Begin
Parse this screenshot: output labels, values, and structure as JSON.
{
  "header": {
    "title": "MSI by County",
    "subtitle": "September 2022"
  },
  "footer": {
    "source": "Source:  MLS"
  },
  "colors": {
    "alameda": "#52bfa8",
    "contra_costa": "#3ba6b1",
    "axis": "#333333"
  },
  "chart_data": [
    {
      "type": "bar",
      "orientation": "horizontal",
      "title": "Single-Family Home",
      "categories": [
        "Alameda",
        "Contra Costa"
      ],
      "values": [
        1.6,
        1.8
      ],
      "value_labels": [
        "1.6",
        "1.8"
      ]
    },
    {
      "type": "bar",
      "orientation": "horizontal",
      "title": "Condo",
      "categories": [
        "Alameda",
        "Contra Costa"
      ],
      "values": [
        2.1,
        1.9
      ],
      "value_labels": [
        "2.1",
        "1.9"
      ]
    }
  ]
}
End
Begin
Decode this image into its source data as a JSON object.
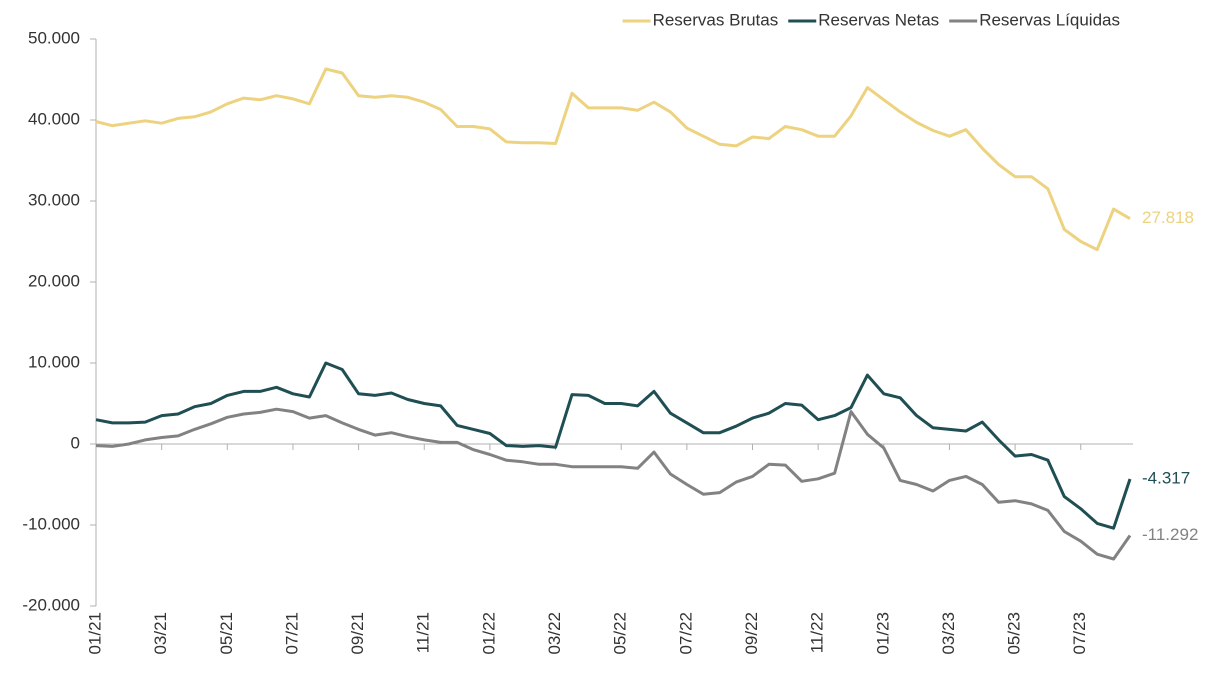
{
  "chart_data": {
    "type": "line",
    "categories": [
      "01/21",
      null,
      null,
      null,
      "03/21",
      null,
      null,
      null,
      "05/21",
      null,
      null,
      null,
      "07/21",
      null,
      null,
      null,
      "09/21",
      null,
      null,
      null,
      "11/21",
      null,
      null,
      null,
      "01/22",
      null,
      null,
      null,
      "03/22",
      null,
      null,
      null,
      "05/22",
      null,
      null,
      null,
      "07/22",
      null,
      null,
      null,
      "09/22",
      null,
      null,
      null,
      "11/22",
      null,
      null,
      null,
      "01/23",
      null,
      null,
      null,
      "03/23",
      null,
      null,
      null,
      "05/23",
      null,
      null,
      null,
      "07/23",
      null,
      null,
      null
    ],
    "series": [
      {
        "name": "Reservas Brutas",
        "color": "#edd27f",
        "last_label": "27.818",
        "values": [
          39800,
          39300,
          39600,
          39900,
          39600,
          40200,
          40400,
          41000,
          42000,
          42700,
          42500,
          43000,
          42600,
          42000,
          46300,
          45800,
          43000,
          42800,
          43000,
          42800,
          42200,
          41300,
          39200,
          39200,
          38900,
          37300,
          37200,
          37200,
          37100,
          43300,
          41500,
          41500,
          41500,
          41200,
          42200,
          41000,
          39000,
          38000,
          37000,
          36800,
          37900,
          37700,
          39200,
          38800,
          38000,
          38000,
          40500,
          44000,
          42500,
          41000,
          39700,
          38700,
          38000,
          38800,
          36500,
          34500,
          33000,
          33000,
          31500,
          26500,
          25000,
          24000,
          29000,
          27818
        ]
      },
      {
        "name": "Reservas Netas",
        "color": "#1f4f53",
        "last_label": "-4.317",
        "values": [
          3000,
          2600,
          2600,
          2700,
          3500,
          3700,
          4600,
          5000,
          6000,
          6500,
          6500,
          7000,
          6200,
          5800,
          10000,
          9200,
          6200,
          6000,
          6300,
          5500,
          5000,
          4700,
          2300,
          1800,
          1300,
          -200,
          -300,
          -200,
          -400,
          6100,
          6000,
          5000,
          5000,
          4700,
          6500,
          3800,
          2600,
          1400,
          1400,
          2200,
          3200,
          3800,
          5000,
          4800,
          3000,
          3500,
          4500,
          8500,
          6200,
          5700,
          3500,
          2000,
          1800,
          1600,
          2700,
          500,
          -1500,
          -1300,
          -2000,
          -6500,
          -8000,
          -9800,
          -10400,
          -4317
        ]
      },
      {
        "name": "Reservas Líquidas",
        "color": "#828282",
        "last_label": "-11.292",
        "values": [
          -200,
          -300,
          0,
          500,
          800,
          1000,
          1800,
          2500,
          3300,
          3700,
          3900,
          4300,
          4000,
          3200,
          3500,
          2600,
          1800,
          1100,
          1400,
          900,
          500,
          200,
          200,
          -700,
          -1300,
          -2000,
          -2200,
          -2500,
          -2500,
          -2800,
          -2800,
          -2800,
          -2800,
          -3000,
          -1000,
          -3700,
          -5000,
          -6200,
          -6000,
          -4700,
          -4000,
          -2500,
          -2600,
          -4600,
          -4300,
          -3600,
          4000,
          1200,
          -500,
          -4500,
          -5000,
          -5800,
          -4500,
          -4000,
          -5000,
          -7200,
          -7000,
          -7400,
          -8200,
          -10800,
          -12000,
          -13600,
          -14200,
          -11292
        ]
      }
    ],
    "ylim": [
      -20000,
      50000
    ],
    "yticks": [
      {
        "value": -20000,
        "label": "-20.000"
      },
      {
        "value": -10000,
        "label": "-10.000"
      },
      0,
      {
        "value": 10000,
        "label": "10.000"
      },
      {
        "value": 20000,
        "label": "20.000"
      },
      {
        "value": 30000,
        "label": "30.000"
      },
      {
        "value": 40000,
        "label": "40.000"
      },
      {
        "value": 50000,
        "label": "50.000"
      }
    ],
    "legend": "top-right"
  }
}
End
Begin
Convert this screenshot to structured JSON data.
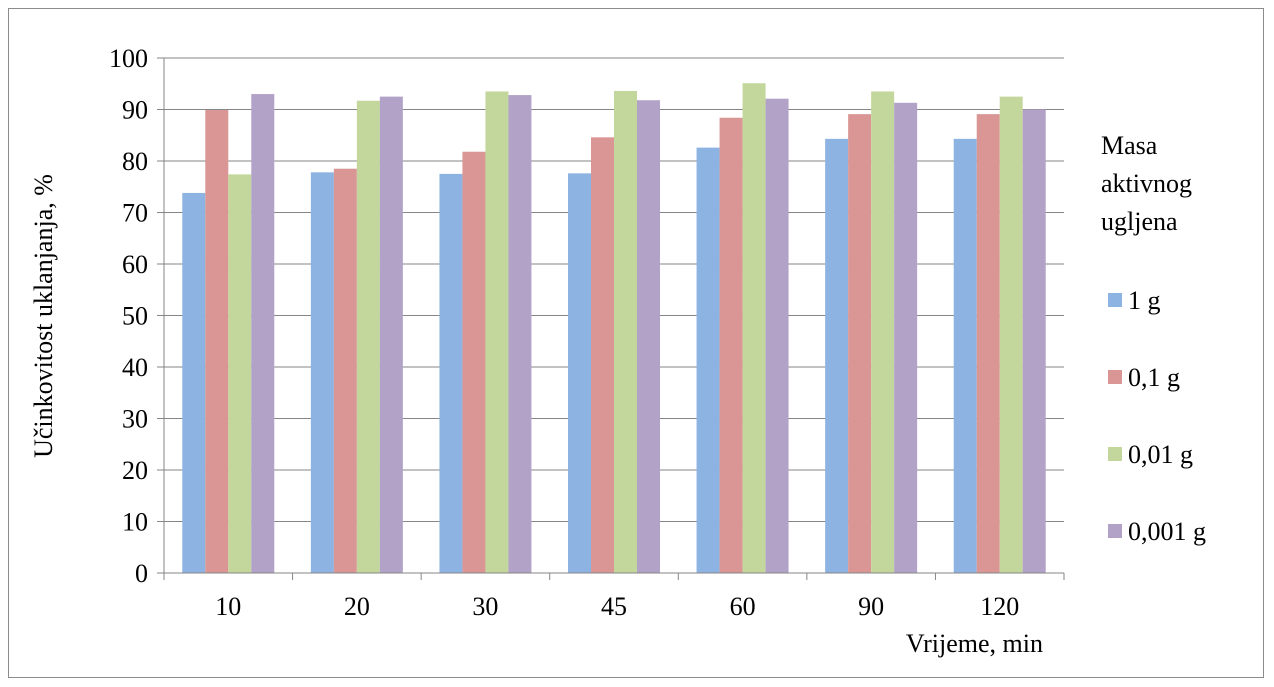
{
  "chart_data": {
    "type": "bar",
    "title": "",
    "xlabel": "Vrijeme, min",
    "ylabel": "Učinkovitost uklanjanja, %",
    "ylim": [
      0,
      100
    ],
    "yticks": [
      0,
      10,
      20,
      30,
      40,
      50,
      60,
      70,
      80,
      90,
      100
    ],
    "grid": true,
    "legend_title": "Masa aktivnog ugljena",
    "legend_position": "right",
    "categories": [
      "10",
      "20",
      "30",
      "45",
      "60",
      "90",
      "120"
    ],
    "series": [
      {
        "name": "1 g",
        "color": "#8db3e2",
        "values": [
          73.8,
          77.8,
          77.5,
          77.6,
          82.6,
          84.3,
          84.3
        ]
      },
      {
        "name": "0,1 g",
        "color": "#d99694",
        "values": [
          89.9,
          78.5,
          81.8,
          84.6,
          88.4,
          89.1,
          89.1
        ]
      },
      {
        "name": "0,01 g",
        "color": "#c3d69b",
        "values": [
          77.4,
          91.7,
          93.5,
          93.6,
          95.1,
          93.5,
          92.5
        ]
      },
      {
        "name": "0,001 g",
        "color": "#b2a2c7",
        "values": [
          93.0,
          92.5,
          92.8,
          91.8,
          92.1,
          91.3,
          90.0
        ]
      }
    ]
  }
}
End
_What to produce:_
From the listing above, copy every line that includes the word "JSON".

_Written reply:_
Parse this screenshot: output labels, values, and structure as JSON.
Decode this image into its source data as a JSON object.
Convert this screenshot to structured JSON data.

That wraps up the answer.